TASK TO COMPLETE
Reproduce the lines below verbatim, character for character, and omit the pictures from your output.

STORED RECORDS

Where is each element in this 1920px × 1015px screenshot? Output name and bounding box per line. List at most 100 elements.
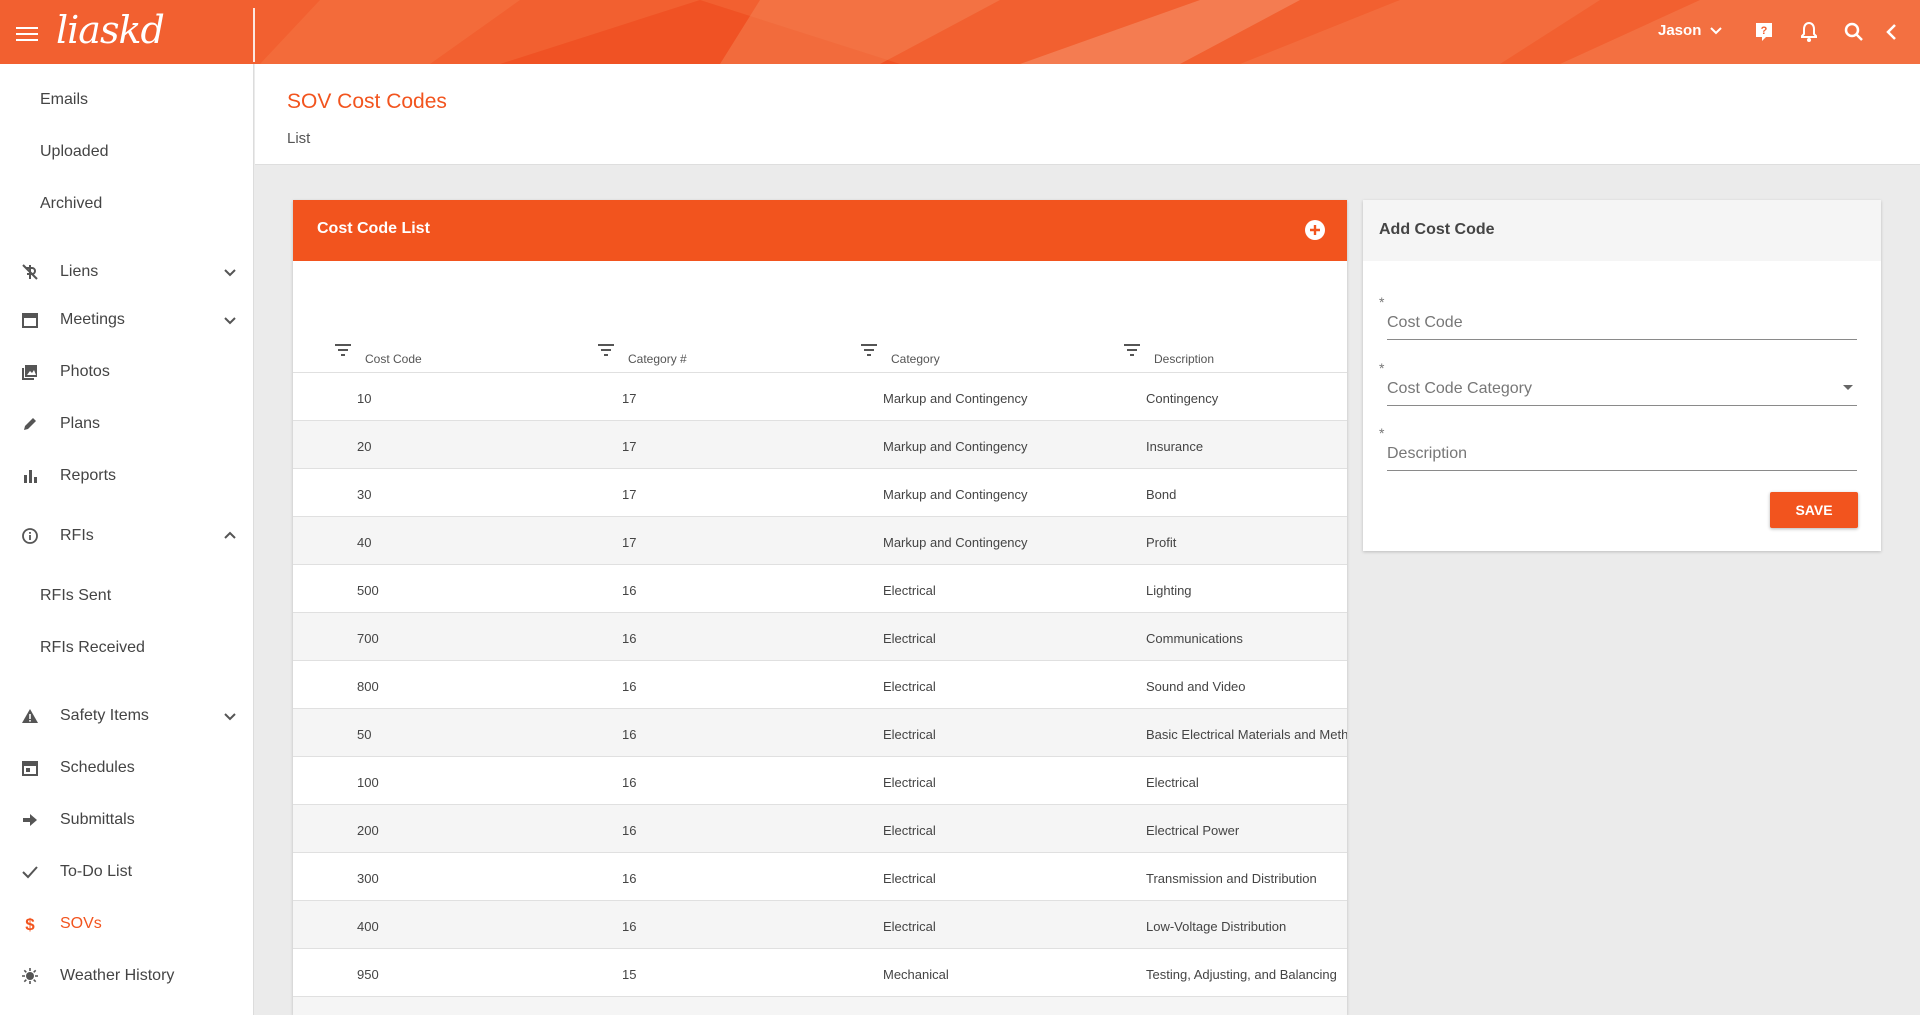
table-row[interactable]: 400 16 Electrical Low-Voltage Distribution xyxy=(293,901,1347,949)
cell-category: Electrical xyxy=(883,727,936,742)
cell-category: Electrical xyxy=(883,583,936,598)
table-row[interactable]: 500 16 Electrical Lighting xyxy=(293,565,1347,613)
cell-category: Markup and Contingency xyxy=(883,391,1028,406)
cell-category: Electrical xyxy=(883,679,936,694)
menu-icon[interactable] xyxy=(16,27,38,41)
add-cost-code-title: Add Cost Code xyxy=(1379,221,1495,238)
sidebar-item-label: Emails xyxy=(40,91,89,108)
chevron-down-icon[interactable] xyxy=(222,264,238,280)
sidebar-item-label: RFIs Sent xyxy=(40,587,112,604)
cell-description: Profit xyxy=(1146,535,1177,550)
sidebar-item-label: Meetings xyxy=(60,311,125,328)
table-row[interactable]: 10 17 Markup and Contingency Contingency xyxy=(293,373,1347,421)
cell-category-number: 17 xyxy=(622,535,637,550)
chevron-down-icon[interactable] xyxy=(222,708,238,724)
sidebar-item-label: RFIs xyxy=(60,527,94,544)
table-row[interactable]: 50 16 Electrical Basic Electrical Materials… xyxy=(293,709,1347,757)
cell-category-number: 16 xyxy=(622,823,637,838)
add-cost-code-card: Add Cost Code * Cost Code * Cost Code Ca… xyxy=(1363,200,1881,551)
dropdown-arrow-icon[interactable] xyxy=(1843,385,1853,390)
calendar-icon xyxy=(20,310,40,330)
add-circle-icon[interactable] xyxy=(1304,219,1326,241)
cell-category-number: 16 xyxy=(622,871,637,886)
sidebar-item-weather-history[interactable]: Weather History xyxy=(0,956,253,996)
cell-cost-code: 40 xyxy=(357,535,372,550)
sidebar-item-plans[interactable]: Plans xyxy=(0,404,253,444)
cost-code-category-select[interactable]: * Cost Code Category xyxy=(1379,360,1857,406)
cell-description: Bond xyxy=(1146,487,1177,502)
dollar-icon: $ xyxy=(20,914,40,934)
sidebar-item-sovs[interactable]: $ SOVs xyxy=(0,904,253,944)
bell-icon[interactable] xyxy=(1797,20,1821,44)
sidebar-item-archived[interactable]: Archived xyxy=(0,184,253,224)
sidebar-item-safety-items[interactable]: Safety Items xyxy=(0,696,253,736)
cell-cost-code: 100 xyxy=(357,775,379,790)
app-logo[interactable]: liaskd xyxy=(56,8,165,52)
sidebar-item-liens[interactable]: Liens xyxy=(0,252,253,292)
cell-cost-code: 50 xyxy=(357,727,372,742)
cost-code-input[interactable]: * Cost Code xyxy=(1379,294,1857,340)
sidebar-item-label: Schedules xyxy=(60,759,135,776)
table-row[interactable] xyxy=(293,997,1347,1015)
warning-icon xyxy=(20,706,40,726)
search-icon[interactable] xyxy=(1842,20,1866,44)
table-row[interactable]: 100 16 Electrical Electrical xyxy=(293,757,1347,805)
schedule-icon xyxy=(20,758,40,778)
description-input[interactable]: * Description xyxy=(1379,425,1857,471)
table-row[interactable]: 700 16 Electrical Communications xyxy=(293,613,1347,661)
sidebar-item-rfis[interactable]: RFIs xyxy=(0,516,253,556)
cell-cost-code: 400 xyxy=(357,919,379,934)
sidebar-item-label: SOVs xyxy=(60,915,102,932)
sidebar-item-schedules[interactable]: Schedules xyxy=(0,748,253,788)
table-row[interactable]: 800 16 Electrical Sound and Video xyxy=(293,661,1347,709)
cell-category: Mechanical xyxy=(883,967,949,982)
table-row[interactable]: 20 17 Markup and Contingency Insurance xyxy=(293,421,1347,469)
cell-category-number: 17 xyxy=(622,487,637,502)
table-row[interactable]: 300 16 Electrical Transmission and Distribu… xyxy=(293,853,1347,901)
header-divider xyxy=(253,8,255,62)
cell-category-number: 16 xyxy=(622,919,637,934)
cell-category-number: 17 xyxy=(622,439,637,454)
cell-category: Electrical xyxy=(883,919,936,934)
column-label: Description xyxy=(1154,352,1215,366)
table-row[interactable]: 200 16 Electrical Electrical Power xyxy=(293,805,1347,853)
sidebar-item-submittals[interactable]: Submittals xyxy=(0,800,253,840)
cell-description: Sound and Video xyxy=(1146,679,1246,694)
help-icon[interactable]: ? xyxy=(1752,20,1776,44)
save-button[interactable]: SAVE xyxy=(1770,492,1858,528)
sidebar-item-label: Safety Items xyxy=(60,707,149,724)
sidebar-item-reports[interactable]: Reports xyxy=(0,456,253,496)
svg-text:$: $ xyxy=(25,915,35,933)
cell-description: Low-Voltage Distribution xyxy=(1146,919,1287,934)
user-menu[interactable]: Jason xyxy=(1658,22,1723,39)
sidebar-item-photos[interactable]: Photos xyxy=(0,352,253,392)
collapse-icon[interactable] xyxy=(1880,20,1904,44)
filter-icon[interactable] xyxy=(596,342,616,358)
cell-description: Communications xyxy=(1146,631,1243,646)
table-row[interactable]: 950 15 Mechanical Testing, Adjusting, and B… xyxy=(293,949,1347,997)
filter-icon[interactable] xyxy=(333,342,353,358)
sidebar-item-label: Weather History xyxy=(60,967,175,984)
filter-icon[interactable] xyxy=(859,342,879,358)
sidebar-item-meetings[interactable]: Meetings xyxy=(0,300,253,340)
sidebar-item-to-do-list[interactable]: To-Do List xyxy=(0,852,253,892)
cell-cost-code: 500 xyxy=(357,583,379,598)
required-marker: * xyxy=(1379,294,1385,310)
sidebar-item-uploaded[interactable]: Uploaded xyxy=(0,132,253,172)
table-row[interactable]: 40 17 Markup and Contingency Profit xyxy=(293,517,1347,565)
sidebar-item-label: Submittals xyxy=(60,811,135,828)
page-header: SOV Cost Codes List xyxy=(255,64,1920,165)
arrow-right-icon xyxy=(20,810,40,830)
sidebar-item-emails[interactable]: Emails xyxy=(0,80,253,120)
chevron-up-icon[interactable] xyxy=(222,528,238,544)
cell-category: Markup and Contingency xyxy=(883,535,1028,550)
sidebar-item-label: Plans xyxy=(60,415,101,432)
chevron-down-icon[interactable] xyxy=(222,312,238,328)
page-subtitle: List xyxy=(287,130,311,147)
table-row[interactable]: 30 17 Markup and Contingency Bond xyxy=(293,469,1347,517)
sidebar-item-rfis-sent[interactable]: RFIs Sent xyxy=(0,576,253,616)
cost-code-category-placeholder: Cost Code Category xyxy=(1387,380,1532,397)
sidebar-item-label: Photos xyxy=(60,363,110,380)
sidebar-item-rfis-received[interactable]: RFIs Received xyxy=(0,628,253,668)
filter-icon[interactable] xyxy=(1122,342,1142,358)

FINISHED TASK
Where is each element in this 1920px × 1015px screenshot? Output name and bounding box per line. List at most 100 elements.
table-row[interactable]: 400 16 Electrical Low-Voltage Distribution xyxy=(293,901,1347,949)
cell-category: Electrical xyxy=(883,727,936,742)
cell-category: Electrical xyxy=(883,583,936,598)
table-row[interactable]: 500 16 Electrical Lighting xyxy=(293,565,1347,613)
cell-category: Markup and Contingency xyxy=(883,391,1028,406)
cell-category: Electrical xyxy=(883,679,936,694)
menu-icon[interactable] xyxy=(16,27,38,41)
add-cost-code-title: Add Cost Code xyxy=(1379,221,1495,238)
sidebar-item-label: Emails xyxy=(40,91,89,108)
chevron-down-icon[interactable] xyxy=(222,264,238,280)
sidebar-item-label: RFIs Sent xyxy=(40,587,112,604)
cell-description: Profit xyxy=(1146,535,1177,550)
sidebar-item-label: Meetings xyxy=(60,311,125,328)
table-row[interactable]: 10 17 Markup and Contingency Contingency xyxy=(293,373,1347,421)
cell-category-number: 17 xyxy=(622,535,637,550)
chevron-down-icon[interactable] xyxy=(222,708,238,724)
sidebar-item-label: RFIs xyxy=(60,527,94,544)
table-row[interactable]: 50 16 Electrical Basic Electrical Materials… xyxy=(293,709,1347,757)
cell-category-number: 16 xyxy=(622,823,637,838)
add-cost-code-card: Add Cost Code * Cost Code * Cost Code Ca… xyxy=(1363,200,1881,551)
dropdown-arrow-icon[interactable] xyxy=(1843,385,1853,390)
calendar-icon xyxy=(20,310,40,330)
add-circle-icon[interactable] xyxy=(1304,219,1326,241)
cell-category-number: 16 xyxy=(622,871,637,886)
sidebar-item-weather-history[interactable]: Weather History xyxy=(0,956,253,996)
cell-cost-code: 40 xyxy=(357,535,372,550)
sidebar-item-plans[interactable]: Plans xyxy=(0,404,253,444)
cost-code-category-select[interactable]: * Cost Code Category xyxy=(1379,360,1857,406)
cell-description: Bond xyxy=(1146,487,1177,502)
dollar-icon: $ xyxy=(20,914,40,934)
sidebar-item-sovs[interactable]: $ SOVs xyxy=(0,904,253,944)
bell-icon[interactable] xyxy=(1797,20,1821,44)
sidebar-item-archived[interactable]: Archived xyxy=(0,184,253,224)
sidebar-item-safety-items[interactable]: Safety Items xyxy=(0,696,253,736)
cell-cost-code: 100 xyxy=(357,775,379,790)
app-logo[interactable]: liaskd xyxy=(56,8,165,52)
sidebar-item-liens[interactable]: Liens xyxy=(0,252,253,292)
cell-cost-code: 50 xyxy=(357,727,372,742)
cost-code-input[interactable]: * Cost Code xyxy=(1379,294,1857,340)
sidebar-item-label: Schedules xyxy=(60,759,135,776)
table-row[interactable] xyxy=(293,997,1347,1015)
warning-icon xyxy=(20,706,40,726)
search-icon[interactable] xyxy=(1842,20,1866,44)
table-row[interactable]: 100 16 Electrical Electrical xyxy=(293,757,1347,805)
schedule-icon xyxy=(20,758,40,778)
description-input[interactable]: * Description xyxy=(1379,425,1857,471)
table-row[interactable]: 700 16 Electrical Communications xyxy=(293,613,1347,661)
sidebar-item-rfis[interactable]: RFIs xyxy=(0,516,253,556)
cell-cost-code: 400 xyxy=(357,919,379,934)
sidebar-item-label: SOVs xyxy=(60,915,102,932)
sidebar-item-schedules[interactable]: Schedules xyxy=(0,748,253,788)
table-row[interactable]: 800 16 Electrical Sound and Video xyxy=(293,661,1347,709)
cell-category: Mechanical xyxy=(883,967,949,982)
table-row[interactable]: 20 17 Markup and Contingency Insurance xyxy=(293,421,1347,469)
cell-category-number: 17 xyxy=(622,487,637,502)
table-row[interactable]: 300 16 Electrical Transmission and Distribu… xyxy=(293,853,1347,901)
header-divider xyxy=(253,8,255,62)
cell-category-number: 16 xyxy=(622,919,637,934)
cell-category-number: 17 xyxy=(622,439,637,454)
cell-category: Electrical xyxy=(883,919,936,934)
column-label: Description xyxy=(1154,352,1215,366)
table-row[interactable]: 200 16 Electrical Electrical Power xyxy=(293,805,1347,853)
sidebar-item-submittals[interactable]: Submittals xyxy=(0,800,253,840)
cell-description: Sound and Video xyxy=(1146,679,1246,694)
help-icon[interactable]: ? xyxy=(1752,20,1776,44)
save-button[interactable]: SAVE xyxy=(1770,492,1858,528)
sidebar-item-label: Safety Items xyxy=(60,707,149,724)
sidebar-item-reports[interactable]: Reports xyxy=(0,456,253,496)
svg-text:$: $ xyxy=(25,915,35,933)
cell-description: Low-Voltage Distribution xyxy=(1146,919,1287,934)
user-menu[interactable]: Jason xyxy=(1658,22,1723,39)
sidebar-item-photos[interactable]: Photos xyxy=(0,352,253,392)
collapse-icon[interactable] xyxy=(1880,20,1904,44)
filter-icon[interactable] xyxy=(596,342,616,358)
cell-description: Communications xyxy=(1146,631,1243,646)
table-row[interactable]: 950 15 Mechanical Testing, Adjusting, and B… xyxy=(293,949,1347,997)
filter-icon[interactable] xyxy=(333,342,353,358)
sidebar-item-label: Weather History xyxy=(60,967,175,984)
filter-icon[interactable] xyxy=(859,342,879,358)
sidebar-item-meetings[interactable]: Meetings xyxy=(0,300,253,340)
sidebar-item-to-do-list[interactable]: To-Do List xyxy=(0,852,253,892)
cell-cost-code: 500 xyxy=(357,583,379,598)
required-marker: * xyxy=(1379,294,1385,310)
sidebar-item-uploaded[interactable]: Uploaded xyxy=(0,132,253,172)
table-row[interactable]: 40 17 Markup and Contingency Profit xyxy=(293,517,1347,565)
sidebar-item-label: Submittals xyxy=(60,811,135,828)
page-header: SOV Cost Codes List xyxy=(255,64,1920,165)
arrow-right-icon xyxy=(20,810,40,830)
sidebar-item-emails[interactable]: Emails xyxy=(0,80,253,120)
chevron-up-icon[interactable] xyxy=(222,528,238,544)
cell-category: Markup and Contingency xyxy=(883,535,1028,550)
sidebar-item-label: Plans xyxy=(60,415,101,432)
chevron-down-icon[interactable] xyxy=(222,312,238,328)
page-subtitle: List xyxy=(287,130,311,147)
table-row[interactable]: 30 17 Markup and Contingency Bond xyxy=(293,469,1347,517)
sidebar-item-rfis-sent[interactable]: RFIs Sent xyxy=(0,576,253,616)
cost-code-category-placeholder: Cost Code Category xyxy=(1387,380,1532,397)
sidebar-item-label: Photos xyxy=(60,363,110,380)
sidebar-item-rfis-received[interactable]: RFIs Received xyxy=(0,628,253,668)
filter-icon[interactable] xyxy=(1122,342,1142,358)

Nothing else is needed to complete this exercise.